--- Start of Dataset records ---

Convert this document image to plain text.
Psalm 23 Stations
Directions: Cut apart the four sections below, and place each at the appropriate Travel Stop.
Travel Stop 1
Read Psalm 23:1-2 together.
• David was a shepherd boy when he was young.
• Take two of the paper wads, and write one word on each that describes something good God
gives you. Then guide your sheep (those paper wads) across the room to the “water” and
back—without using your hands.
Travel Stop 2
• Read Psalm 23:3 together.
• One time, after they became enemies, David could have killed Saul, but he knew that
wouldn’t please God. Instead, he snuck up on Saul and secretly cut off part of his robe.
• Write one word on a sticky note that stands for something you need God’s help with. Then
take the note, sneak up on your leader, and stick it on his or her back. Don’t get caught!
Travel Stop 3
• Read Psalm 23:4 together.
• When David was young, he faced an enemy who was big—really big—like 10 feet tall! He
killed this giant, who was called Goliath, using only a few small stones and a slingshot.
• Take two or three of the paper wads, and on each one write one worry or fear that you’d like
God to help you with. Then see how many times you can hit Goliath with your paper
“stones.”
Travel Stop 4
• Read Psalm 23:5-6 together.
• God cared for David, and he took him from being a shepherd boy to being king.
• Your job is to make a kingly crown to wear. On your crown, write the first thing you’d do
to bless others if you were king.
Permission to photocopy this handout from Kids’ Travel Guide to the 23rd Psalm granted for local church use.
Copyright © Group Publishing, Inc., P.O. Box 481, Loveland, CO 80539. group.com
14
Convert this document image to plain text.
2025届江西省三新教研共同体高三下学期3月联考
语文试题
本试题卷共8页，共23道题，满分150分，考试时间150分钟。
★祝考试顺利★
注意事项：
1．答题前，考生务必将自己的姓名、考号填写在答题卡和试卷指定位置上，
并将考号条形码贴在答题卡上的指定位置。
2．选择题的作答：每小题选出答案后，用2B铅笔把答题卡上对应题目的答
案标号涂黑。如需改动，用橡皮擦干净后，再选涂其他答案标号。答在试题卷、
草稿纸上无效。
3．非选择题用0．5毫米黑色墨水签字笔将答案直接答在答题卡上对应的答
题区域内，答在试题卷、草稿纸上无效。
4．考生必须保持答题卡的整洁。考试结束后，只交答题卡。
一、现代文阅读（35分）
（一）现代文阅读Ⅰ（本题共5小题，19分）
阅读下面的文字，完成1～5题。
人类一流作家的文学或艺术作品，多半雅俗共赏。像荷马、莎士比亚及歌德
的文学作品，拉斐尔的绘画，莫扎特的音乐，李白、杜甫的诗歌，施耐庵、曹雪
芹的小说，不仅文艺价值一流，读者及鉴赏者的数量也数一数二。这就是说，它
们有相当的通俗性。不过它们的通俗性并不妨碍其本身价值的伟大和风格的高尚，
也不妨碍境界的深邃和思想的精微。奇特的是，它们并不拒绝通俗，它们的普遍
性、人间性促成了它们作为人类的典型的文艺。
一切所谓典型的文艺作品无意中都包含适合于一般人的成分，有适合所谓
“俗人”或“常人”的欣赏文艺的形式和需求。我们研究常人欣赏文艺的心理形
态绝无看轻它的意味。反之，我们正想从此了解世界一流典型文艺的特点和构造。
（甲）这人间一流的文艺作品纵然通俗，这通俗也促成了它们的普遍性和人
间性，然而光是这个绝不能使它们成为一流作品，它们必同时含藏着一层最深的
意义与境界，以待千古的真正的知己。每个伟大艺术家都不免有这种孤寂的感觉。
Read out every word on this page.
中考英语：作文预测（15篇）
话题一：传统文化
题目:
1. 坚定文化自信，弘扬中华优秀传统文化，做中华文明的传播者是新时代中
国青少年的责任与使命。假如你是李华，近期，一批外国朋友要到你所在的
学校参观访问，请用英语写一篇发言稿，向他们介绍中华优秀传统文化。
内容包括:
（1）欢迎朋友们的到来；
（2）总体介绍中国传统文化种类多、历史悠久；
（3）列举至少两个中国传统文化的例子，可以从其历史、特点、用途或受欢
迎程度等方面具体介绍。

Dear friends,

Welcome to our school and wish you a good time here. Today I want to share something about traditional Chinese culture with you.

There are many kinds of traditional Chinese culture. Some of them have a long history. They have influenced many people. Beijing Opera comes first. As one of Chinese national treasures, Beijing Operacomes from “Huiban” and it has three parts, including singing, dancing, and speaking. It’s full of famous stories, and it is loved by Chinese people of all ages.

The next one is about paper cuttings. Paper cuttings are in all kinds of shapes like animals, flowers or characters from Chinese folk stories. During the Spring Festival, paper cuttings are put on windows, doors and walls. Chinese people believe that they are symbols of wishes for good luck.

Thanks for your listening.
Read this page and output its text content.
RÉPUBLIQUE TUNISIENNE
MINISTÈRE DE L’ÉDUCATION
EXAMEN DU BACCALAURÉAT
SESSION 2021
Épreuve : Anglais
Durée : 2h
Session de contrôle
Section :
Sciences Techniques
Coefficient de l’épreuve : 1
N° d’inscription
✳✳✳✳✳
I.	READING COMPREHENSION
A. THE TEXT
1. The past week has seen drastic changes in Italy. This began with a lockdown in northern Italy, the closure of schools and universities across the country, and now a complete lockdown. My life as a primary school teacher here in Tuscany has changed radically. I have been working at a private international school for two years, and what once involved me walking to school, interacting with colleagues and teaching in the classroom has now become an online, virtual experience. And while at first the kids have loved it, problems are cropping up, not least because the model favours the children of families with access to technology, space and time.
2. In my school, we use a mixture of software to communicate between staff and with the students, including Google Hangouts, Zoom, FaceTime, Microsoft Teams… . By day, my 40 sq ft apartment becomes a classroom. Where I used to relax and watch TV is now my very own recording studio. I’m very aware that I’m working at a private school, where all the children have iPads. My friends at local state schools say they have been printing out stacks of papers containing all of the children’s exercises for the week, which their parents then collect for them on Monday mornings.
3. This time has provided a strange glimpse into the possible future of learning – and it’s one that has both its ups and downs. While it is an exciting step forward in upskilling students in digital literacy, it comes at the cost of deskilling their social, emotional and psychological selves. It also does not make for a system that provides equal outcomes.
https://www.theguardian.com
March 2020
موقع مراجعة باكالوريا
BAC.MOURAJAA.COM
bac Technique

--- End of Dataset records ---

Every record above should be output exactly.

* [Task response]:
Convert this document image to plain text.
Psalm 23 Stations
Directions: Cut apart the four sections below, and place each at the appropriate Travel Stop.
Travel Stop 1
Read Psalm 23:1-2 together.
• David was a shepherd boy when he was young.
• Take two of the paper wads, and write one word on each that describes something good God
gives you. Then guide your sheep (those paper wads) across the room to the “water” and
back—without using your hands.
Travel Stop 2
• Read Psalm 23:3 together.
• One time, after they became enemies, David could have killed Saul, but he knew that
wouldn’t please God. Instead, he snuck up on Saul and secretly cut off part of his robe.
• Write one word on a sticky note that stands for something you need God’s help with. Then
take the note, sneak up on your leader, and stick it on his or her back. Don’t get caught!
Travel Stop 3
• Read Psalm 23:4 together.
• When David was young, he faced an enemy who was big—really big—like 10 feet tall! He
killed this giant, who was called Goliath, using only a few small stones and a slingshot.
• Take two or three of the paper wads, and on each one write one worry or fear that you’d like
God to help you with. Then see how many times you can hit Goliath with your paper
“stones.”
Travel Stop 4
• Read Psalm 23:5-6 together.
• God cared for David, and he took him from being a shepherd boy to being king.
• Your job is to make a kingly crown to wear. On your crown, write the first thing you’d do
to bless others if you were king.
Permission to photocopy this handout from Kids’ Travel Guide to the 23rd Psalm granted for local church use.
Copyright © Group Publishing, Inc., P.O. Box 481, Loveland, CO 80539. group.com
14
Convert this document image to plain text.
2025届江西省三新教研共同体高三下学期3月联考
语文试题
本试题卷共8页，共23道题，满分150分，考试时间150分钟。
★祝考试顺利★
注意事项：
1．答题前，考生务必将自己的姓名、考号填写在答题卡和试卷指定位置上，
并将考号条形码贴在答题卡上的指定位置。
2．选择题的作答：每小题选出答案后，用2B铅笔把答题卡上对应题目的答
案标号涂黑。如需改动，用橡皮擦干净后，再选涂其他答案标号。答在试题卷、
草稿纸上无效。
3．非选择题用0．5毫米黑色墨水签字笔将答案直接答在答题卡上对应的答
题区域内，答在试题卷、草稿纸上无效。
4．考生必须保持答题卡的整洁。考试结束后，只交答题卡。
一、现代文阅读（35分）
（一）现代文阅读Ⅰ（本题共5小题，19分）
阅读下面的文字，完成1～5题。
人类一流作家的文学或艺术作品，多半雅俗共赏。像荷马、莎士比亚及歌德
的文学作品，拉斐尔的绘画，莫扎特的音乐，李白、杜甫的诗歌，施耐庵、曹雪
芹的小说，不仅文艺价值一流，读者及鉴赏者的数量也数一数二。这就是说，它
们有相当的通俗性。不过它们的通俗性并不妨碍其本身价值的伟大和风格的高尚，
也不妨碍境界的深邃和思想的精微。奇特的是，它们并不拒绝通俗，它们的普遍
性、人间性促成了它们作为人类的典型的文艺。
一切所谓典型的文艺作品无意中都包含适合于一般人的成分，有适合所谓
“俗人”或“常人”的欣赏文艺的形式和需求。我们研究常人欣赏文艺的心理形
态绝无看轻它的意味。反之，我们正想从此了解世界一流典型文艺的特点和构造。
（甲）这人间一流的文艺作品纵然通俗，这通俗也促成了它们的普遍性和人
间性，然而光是这个绝不能使它们成为一流作品，它们必同时含藏着一层最深的
意义与境界，以待千古的真正的知己。每个伟大艺术家都不免有这种孤寂的感觉。
Read out every word on this page.
中考英语：作文预测（15篇）
话题一：传统文化
题目:
1. 坚定文化自信，弘扬中华优秀传统文化，做中华文明的传播者是新时代中
国青少年的责任与使命。假如你是李华，近期，一批外国朋友要到你所在的
学校参观访问，请用英语写一篇发言稿，向他们介绍中华优秀传统文化。
内容包括:
（1）欢迎朋友们的到来；
（2）总体介绍中国传统文化种类多、历史悠久；
（3）列举至少两个中国传统文化的例子，可以从其历史、特点、用途或受欢
迎程度等方面具体介绍。

Dear friends,

Welcome to our school and wish you a good time here. Today I want to share something about traditional Chinese culture with you.

There are many kinds of traditional Chinese culture. Some of them have a long history. They have influenced many people. Beijing Opera comes first. As one of Chinese national treasures, Beijing Operacomes from “Huiban” and it has three parts, including singing, dancing, and speaking. It’s full of famous stories, and it is loved by Chinese people of all ages.

The next one is about paper cuttings. Paper cuttings are in all kinds of shapes like animals, flowers or characters from Chinese folk stories. During the Spring Festival, paper cuttings are put on windows, doors and walls. Chinese people believe that they are symbols of wishes for good luck.

Thanks for your listening.
Read this page and output its text content.
RÉPUBLIQUE TUNISIENNE
MINISTÈRE DE L’ÉDUCATION
EXAMEN DU BACCALAURÉAT
SESSION 2021
Épreuve : Anglais
Durée : 2h
Session de contrôle
Section :
Sciences Techniques
Coefficient de l’épreuve : 1
N° d’inscription
✳✳✳✳✳
I.	READING COMPREHENSION
A. THE TEXT
1. The past week has seen drastic changes in Italy. This began with a lockdown in northern Italy, the closure of schools and universities across the country, and now a complete lockdown. My life as a primary school teacher here in Tuscany has changed radically. I have been working at a private international school for two years, and what once involved me walking to school, interacting with colleagues and teaching in the classroom has now become an online, virtual experience. And while at first the kids have loved it, problems are cropping up, not least because the model favours the children of families with access to technology, space and time.
2. In my school, we use a mixture of software to communicate between staff and with the students, including Google Hangouts, Zoom, FaceTime, Microsoft Teams… . By day, my 40 sq ft apartment becomes a classroom. Where I used to relax and watch TV is now my very own recording studio. I’m very aware that I’m working at a private school, where all the children have iPads. My friends at local state schools say they have been printing out stacks of papers containing all of the children’s exercises for the week, which their parents then collect for them on Monday mornings.
3. This time has provided a strange glimpse into the possible future of learning – and it’s one that has both its ups and downs. While it is an exciting step forward in upskilling students in digital literacy, it comes at the cost of deskilling their social, emotional and psychological selves. It also does not make for a system that provides equal outcomes.
https://www.theguardian.com
March 2020
موقع مراجعة باكالوريا
BAC.MOURAJAA.COM
bac Technique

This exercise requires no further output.